--- BEGIN AVAILABLE RECORDS ---

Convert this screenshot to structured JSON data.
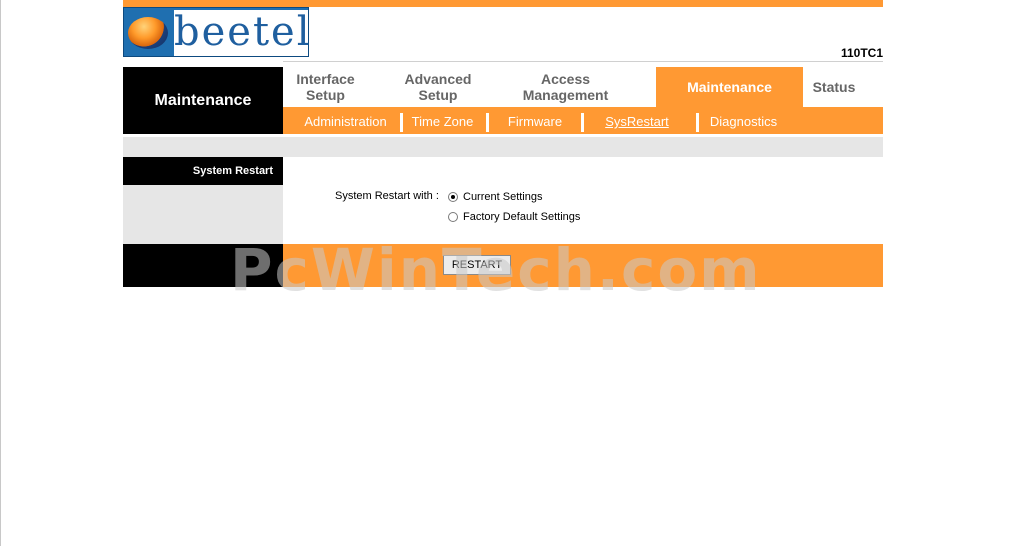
{
  "brand": {
    "logo_text": "beetel",
    "model": "110TC1"
  },
  "nav": {
    "section_title": "Maintenance",
    "main_tabs": [
      {
        "label": "Interface Setup",
        "active": false
      },
      {
        "label": "Advanced Setup",
        "active": false
      },
      {
        "label": "Access Management",
        "active": false
      },
      {
        "label": "Maintenance",
        "active": true
      },
      {
        "label": "Status",
        "active": false
      }
    ],
    "sub_tabs": [
      {
        "label": "Administration",
        "active": false
      },
      {
        "label": "Time Zone",
        "active": false
      },
      {
        "label": "Firmware",
        "active": false
      },
      {
        "label": "SysRestart",
        "active": true
      },
      {
        "label": "Diagnostics",
        "active": false
      }
    ]
  },
  "panel": {
    "section_label": "System Restart",
    "field_label": "System Restart with :",
    "options": [
      {
        "label": "Current Settings",
        "selected": true
      },
      {
        "label": "Factory Default Settings",
        "selected": false
      }
    ],
    "restart_button": "RESTART"
  },
  "watermark": "PcWinTech.com",
  "colors": {
    "accent": "#ff9933",
    "dark": "#000000",
    "panel_gray": "#e6e6e6",
    "logo_blue": "#1f6fb0"
  }
}
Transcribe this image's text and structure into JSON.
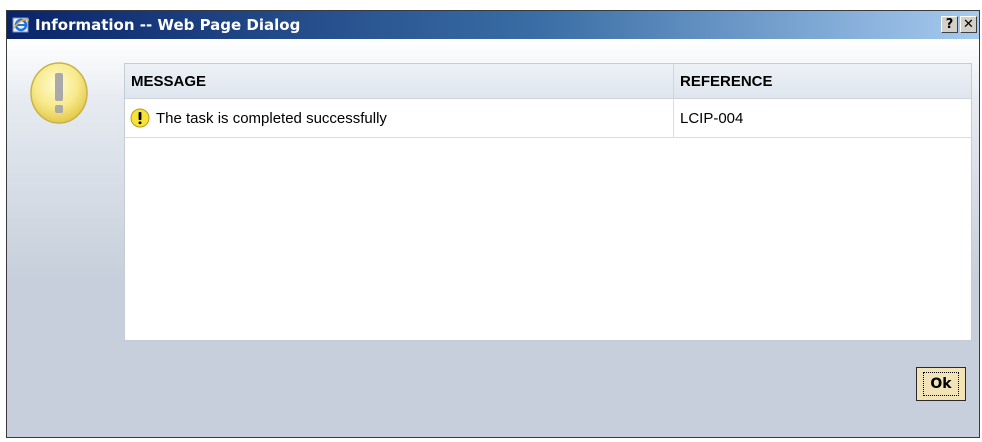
{
  "window": {
    "title": "Information -- Web Page Dialog",
    "help_label": "?",
    "close_label": "✕"
  },
  "table": {
    "headers": {
      "message": "MESSAGE",
      "reference": "REFERENCE"
    },
    "rows": [
      {
        "message": "The task is completed successfully",
        "reference": "LCIP-004",
        "icon": "warning-icon"
      }
    ]
  },
  "footer": {
    "ok_label": "Ok"
  },
  "colors": {
    "title_gradient_start": "#0a246a",
    "title_gradient_end": "#a6caf0",
    "warning_yellow": "#f7e23a",
    "ok_button_bg": "#f2e4b6"
  }
}
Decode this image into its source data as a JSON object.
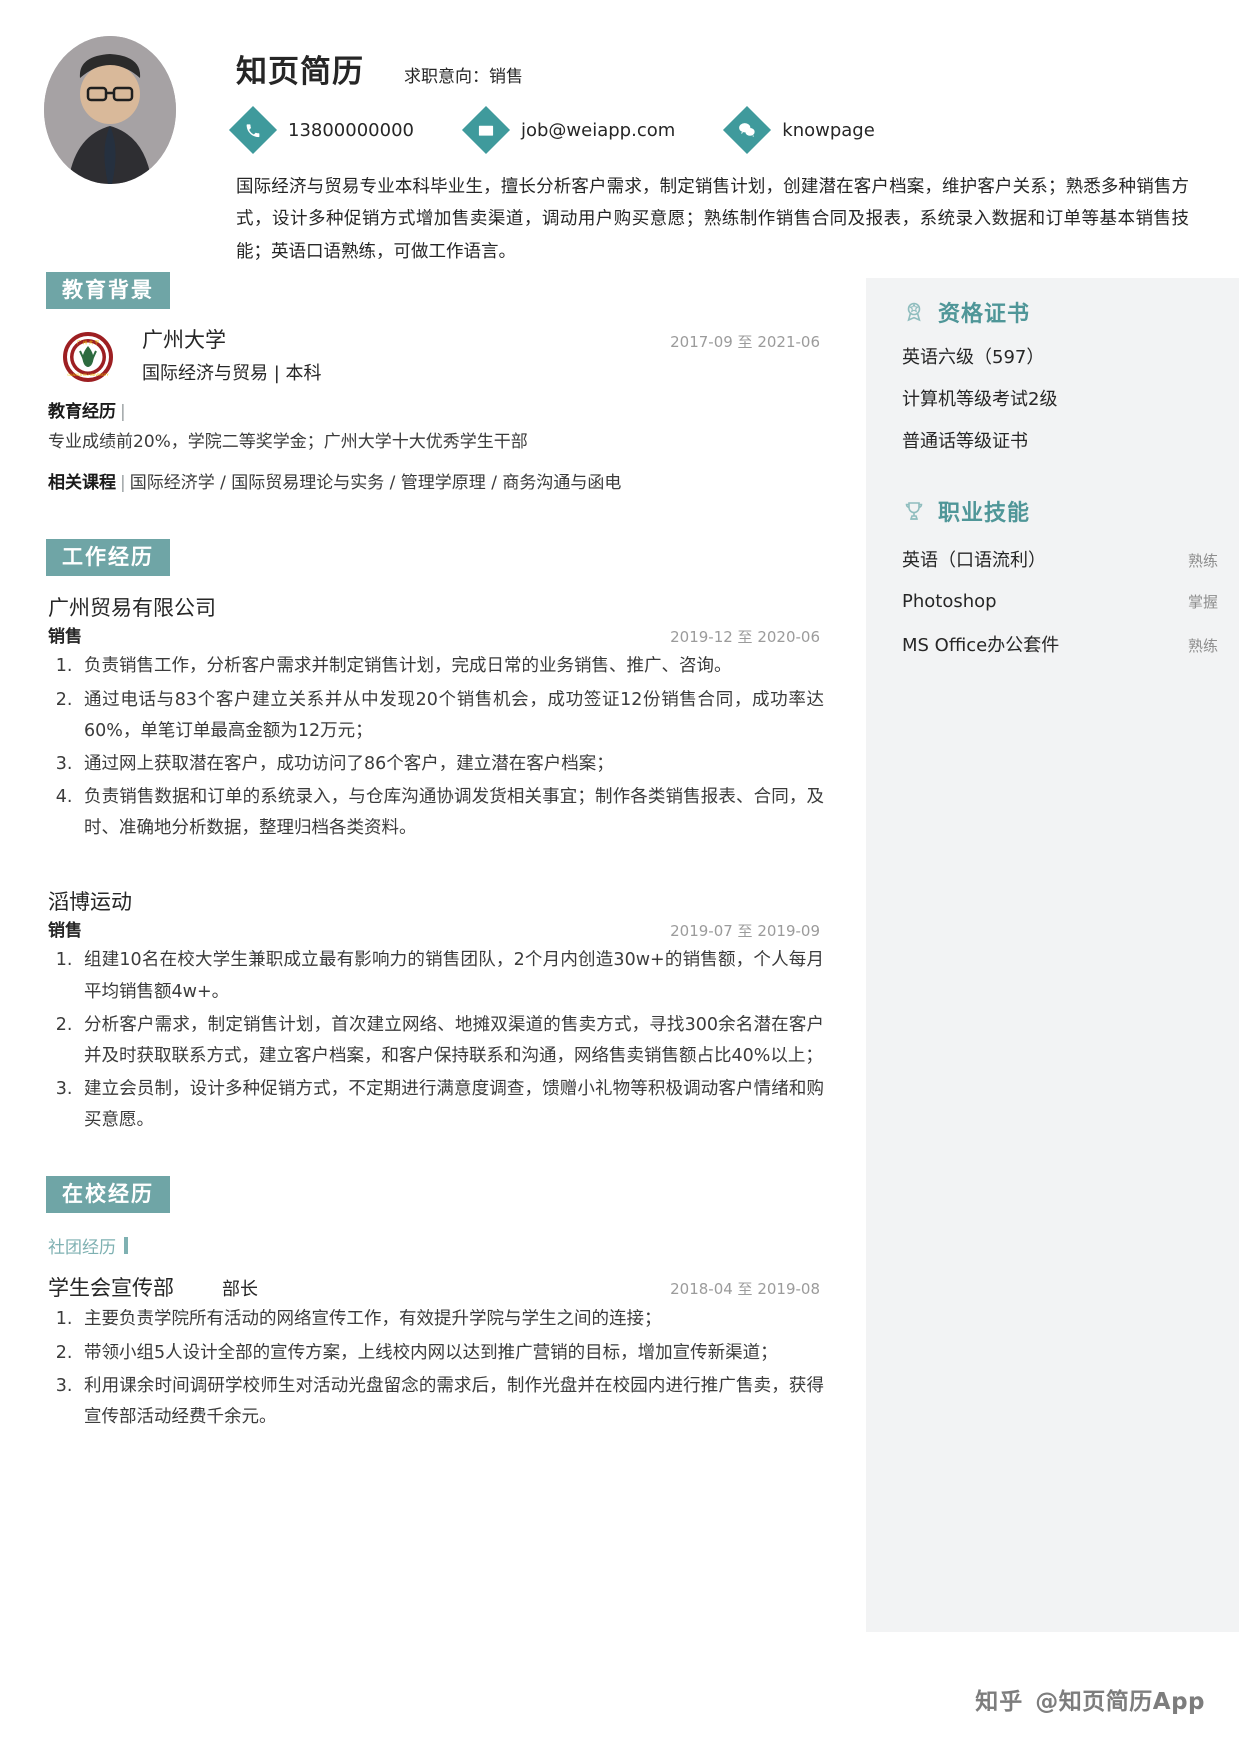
{
  "header": {
    "name": "知页简历",
    "objective": "求职意向：销售",
    "contacts": [
      {
        "icon": "phone-icon",
        "text": "13800000000"
      },
      {
        "icon": "mail-icon",
        "text": "job@weiapp.com"
      },
      {
        "icon": "wechat-icon",
        "text": "knowpage"
      }
    ],
    "summary": "国际经济与贸易专业本科毕业生，擅长分析客户需求，制定销售计划，创建潜在客户档案，维护客户关系；熟悉多种销售方式，设计多种促销方式增加售卖渠道，调动用户购买意愿；熟练制作销售合同及报表，系统录入数据和订单等基本销售技能；英语口语熟练，可做工作语言。"
  },
  "education": {
    "section_title": "教育背景",
    "school": "广州大学",
    "major": "国际经济与贸易 | 本科",
    "date": "2017-09 至 2021-06",
    "experience_label": "教育经历",
    "experience_text": "专业成绩前20%，学院二等奖学金；广州大学十大优秀学生干部",
    "courses_label": "相关课程",
    "courses_text": "国际经济学 / 国际贸易理论与实务 / 管理学原理 / 商务沟通与函电"
  },
  "work": {
    "section_title": "工作经历",
    "jobs": [
      {
        "company": "广州贸易有限公司",
        "role": "销售",
        "date": "2019-12 至 2020-06",
        "bullets": [
          "负责销售工作，分析客户需求并制定销售计划，完成日常的业务销售、推广、咨询。",
          "通过电话与83个客户建立关系并从中发现20个销售机会，成功签证12份销售合同，成功率达60%，单笔订单最高金额为12万元；",
          "通过网上获取潜在客户，成功访问了86个客户，建立潜在客户档案；",
          "负责销售数据和订单的系统录入，与仓库沟通协调发货相关事宜；制作各类销售报表、合同，及时、准确地分析数据，整理归档各类资料。"
        ]
      },
      {
        "company": "滔博运动",
        "role": "销售",
        "date": "2019-07 至 2019-09",
        "bullets": [
          "组建10名在校大学生兼职成立最有影响力的销售团队，2个月内创造30w+的销售额，个人每月平均销售额4w+。",
          "分析客户需求，制定销售计划，首次建立网络、地摊双渠道的售卖方式，寻找300余名潜在客户并及时获取联系方式，建立客户档案，和客户保持联系和沟通，网络售卖销售额占比40%以上；",
          "建立会员制，设计多种促销方式，不定期进行满意度调查，馈赠小礼物等积极调动客户情绪和购买意愿。"
        ]
      }
    ]
  },
  "campus": {
    "section_title": "在校经历",
    "sub_title": "社团经历",
    "club_name": "学生会宣传部",
    "club_role": "部长",
    "date": "2018-04 至 2019-08",
    "bullets": [
      "主要负责学院所有活动的网络宣传工作，有效提升学院与学生之间的连接；",
      "带领小组5人设计全部的宣传方案，上线校内网以达到推广营销的目标，增加宣传新渠道；",
      "利用课余时间调研学校师生对活动光盘留念的需求后，制作光盘并在校园内进行推广售卖，获得宣传部活动经费千余元。"
    ]
  },
  "sidebar": {
    "certificates": {
      "title": "资格证书",
      "icon": "medal-icon",
      "items": [
        "英语六级（597）",
        "计算机等级考试2级",
        "普通话等级证书"
      ]
    },
    "skills": {
      "title": "职业技能",
      "icon": "trophy-icon",
      "items": [
        {
          "name": "英语（口语流利）",
          "level": "熟练"
        },
        {
          "name": "Photoshop",
          "level": "掌握"
        },
        {
          "name": "MS Office办公套件",
          "level": "熟练"
        }
      ]
    }
  },
  "footer": {
    "logo": "知乎",
    "text": "@知页简历App"
  },
  "colors": {
    "accent": "#3f9a9c",
    "section_bg": "#6fa5a6",
    "sidebar_bg": "#f2f3f4",
    "sidebar_title": "#4f9698",
    "muted": "#9b9b9b"
  }
}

--- END AVAILABLE RECORDS ---

**EXERCISE**.
Pictures in the data above should not be copied; transcribe everything else exactly.

**EXERCISE SOLUTION**.
Convert this screenshot to structured JSON data.
{
  "brand": {
    "logo_text": "beetel",
    "model": "110TC1"
  },
  "nav": {
    "section_title": "Maintenance",
    "main_tabs": [
      {
        "label": "Interface Setup",
        "active": false
      },
      {
        "label": "Advanced Setup",
        "active": false
      },
      {
        "label": "Access Management",
        "active": false
      },
      {
        "label": "Maintenance",
        "active": true
      },
      {
        "label": "Status",
        "active": false
      }
    ],
    "sub_tabs": [
      {
        "label": "Administration",
        "active": false
      },
      {
        "label": "Time Zone",
        "active": false
      },
      {
        "label": "Firmware",
        "active": false
      },
      {
        "label": "SysRestart",
        "active": true
      },
      {
        "label": "Diagnostics",
        "active": false
      }
    ]
  },
  "panel": {
    "section_label": "System Restart",
    "field_label": "System Restart with :",
    "options": [
      {
        "label": "Current Settings",
        "selected": true
      },
      {
        "label": "Factory Default Settings",
        "selected": false
      }
    ],
    "restart_button": "RESTART"
  },
  "watermark": "PcWinTech.com",
  "colors": {
    "accent": "#ff9933",
    "dark": "#000000",
    "panel_gray": "#e6e6e6",
    "logo_blue": "#1f6fb0"
  }
}
Transcribe this image's text and structure into JSON.
{
  "window": {
    "title": "Information -- Web Page Dialog",
    "help_label": "?",
    "close_label": "✕"
  },
  "table": {
    "headers": {
      "message": "MESSAGE",
      "reference": "REFERENCE"
    },
    "rows": [
      {
        "message": "The task is completed successfully",
        "reference": "LCIP-004",
        "icon": "warning-icon"
      }
    ]
  },
  "footer": {
    "ok_label": "Ok"
  },
  "colors": {
    "title_gradient_start": "#0a246a",
    "title_gradient_end": "#a6caf0",
    "warning_yellow": "#f7e23a",
    "ok_button_bg": "#f2e4b6"
  }
}
Decode this image into its source data as a JSON object.
{
  "header": {
    "name": "知页简历",
    "objective": "求职意向：销售",
    "contacts": [
      {
        "icon": "phone-icon",
        "text": "13800000000"
      },
      {
        "icon": "mail-icon",
        "text": "job@weiapp.com"
      },
      {
        "icon": "wechat-icon",
        "text": "knowpage"
      }
    ],
    "summary": "国际经济与贸易专业本科毕业生，擅长分析客户需求，制定销售计划，创建潜在客户档案，维护客户关系；熟悉多种销售方式，设计多种促销方式增加售卖渠道，调动用户购买意愿；熟练制作销售合同及报表，系统录入数据和订单等基本销售技能；英语口语熟练，可做工作语言。"
  },
  "education": {
    "section_title": "教育背景",
    "school": "广州大学",
    "major": "国际经济与贸易 | 本科",
    "date": "2017-09 至 2021-06",
    "experience_label": "教育经历",
    "experience_text": "专业成绩前20%，学院二等奖学金；广州大学十大优秀学生干部",
    "courses_label": "相关课程",
    "courses_text": "国际经济学 / 国际贸易理论与实务 / 管理学原理 / 商务沟通与函电"
  },
  "work": {
    "section_title": "工作经历",
    "jobs": [
      {
        "company": "广州贸易有限公司",
        "role": "销售",
        "date": "2019-12 至 2020-06",
        "bullets": [
          "负责销售工作，分析客户需求并制定销售计划，完成日常的业务销售、推广、咨询。",
          "通过电话与83个客户建立关系并从中发现20个销售机会，成功签证12份销售合同，成功率达60%，单笔订单最高金额为12万元；",
          "通过网上获取潜在客户，成功访问了86个客户，建立潜在客户档案；",
          "负责销售数据和订单的系统录入，与仓库沟通协调发货相关事宜；制作各类销售报表、合同，及时、准确地分析数据，整理归档各类资料。"
        ]
      },
      {
        "company": "滔博运动",
        "role": "销售",
        "date": "2019-07 至 2019-09",
        "bullets": [
          "组建10名在校大学生兼职成立最有影响力的销售团队，2个月内创造30w+的销售额，个人每月平均销售额4w+。",
          "分析客户需求，制定销售计划，首次建立网络、地摊双渠道的售卖方式，寻找300余名潜在客户并及时获取联系方式，建立客户档案，和客户保持联系和沟通，网络售卖销售额占比40%以上；",
          "建立会员制，设计多种促销方式，不定期进行满意度调查，馈赠小礼物等积极调动客户情绪和购买意愿。"
        ]
      }
    ]
  },
  "campus": {
    "section_title": "在校经历",
    "sub_title": "社团经历",
    "club_name": "学生会宣传部",
    "club_role": "部长",
    "date": "2018-04 至 2019-08",
    "bullets": [
      "主要负责学院所有活动的网络宣传工作，有效提升学院与学生之间的连接；",
      "带领小组5人设计全部的宣传方案，上线校内网以达到推广营销的目标，增加宣传新渠道；",
      "利用课余时间调研学校师生对活动光盘留念的需求后，制作光盘并在校园内进行推广售卖，获得宣传部活动经费千余元。"
    ]
  },
  "sidebar": {
    "certificates": {
      "title": "资格证书",
      "icon": "medal-icon",
      "items": [
        "英语六级（597）",
        "计算机等级考试2级",
        "普通话等级证书"
      ]
    },
    "skills": {
      "title": "职业技能",
      "icon": "trophy-icon",
      "items": [
        {
          "name": "英语（口语流利）",
          "level": "熟练"
        },
        {
          "name": "Photoshop",
          "level": "掌握"
        },
        {
          "name": "MS Office办公套件",
          "level": "熟练"
        }
      ]
    }
  },
  "footer": {
    "logo": "知乎",
    "text": "@知页简历App"
  },
  "colors": {
    "accent": "#3f9a9c",
    "section_bg": "#6fa5a6",
    "sidebar_bg": "#f2f3f4",
    "sidebar_title": "#4f9698",
    "muted": "#9b9b9b"
  }
}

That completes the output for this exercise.